WHAT THE EXERCISE ASKS:
Report how many lines contain the word "deal", with no other text.
★ ★ ★ ★
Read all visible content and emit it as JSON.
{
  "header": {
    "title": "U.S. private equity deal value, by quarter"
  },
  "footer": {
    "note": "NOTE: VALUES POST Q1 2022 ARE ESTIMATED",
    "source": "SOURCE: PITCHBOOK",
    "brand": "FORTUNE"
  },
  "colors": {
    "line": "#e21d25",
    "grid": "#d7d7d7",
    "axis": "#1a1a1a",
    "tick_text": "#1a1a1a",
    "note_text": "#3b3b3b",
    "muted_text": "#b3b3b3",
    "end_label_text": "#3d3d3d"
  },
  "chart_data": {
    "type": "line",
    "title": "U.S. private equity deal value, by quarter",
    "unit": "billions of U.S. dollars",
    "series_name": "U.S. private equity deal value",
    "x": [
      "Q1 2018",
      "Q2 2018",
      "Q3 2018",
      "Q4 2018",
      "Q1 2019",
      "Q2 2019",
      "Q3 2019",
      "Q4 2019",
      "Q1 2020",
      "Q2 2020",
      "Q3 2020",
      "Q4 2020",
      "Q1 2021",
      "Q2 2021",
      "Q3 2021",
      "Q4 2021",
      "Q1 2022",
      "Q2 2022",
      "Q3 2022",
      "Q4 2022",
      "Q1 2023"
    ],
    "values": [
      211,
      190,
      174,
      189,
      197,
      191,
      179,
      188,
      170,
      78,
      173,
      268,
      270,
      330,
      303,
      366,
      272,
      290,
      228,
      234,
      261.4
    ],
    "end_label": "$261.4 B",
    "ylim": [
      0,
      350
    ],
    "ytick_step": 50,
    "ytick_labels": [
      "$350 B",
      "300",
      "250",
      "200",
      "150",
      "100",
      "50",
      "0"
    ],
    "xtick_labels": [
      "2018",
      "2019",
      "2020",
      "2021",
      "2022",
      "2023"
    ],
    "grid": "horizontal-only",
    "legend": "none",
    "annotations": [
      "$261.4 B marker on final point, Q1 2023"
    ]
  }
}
★ ★ ★ ★
RESULT BELOW:
3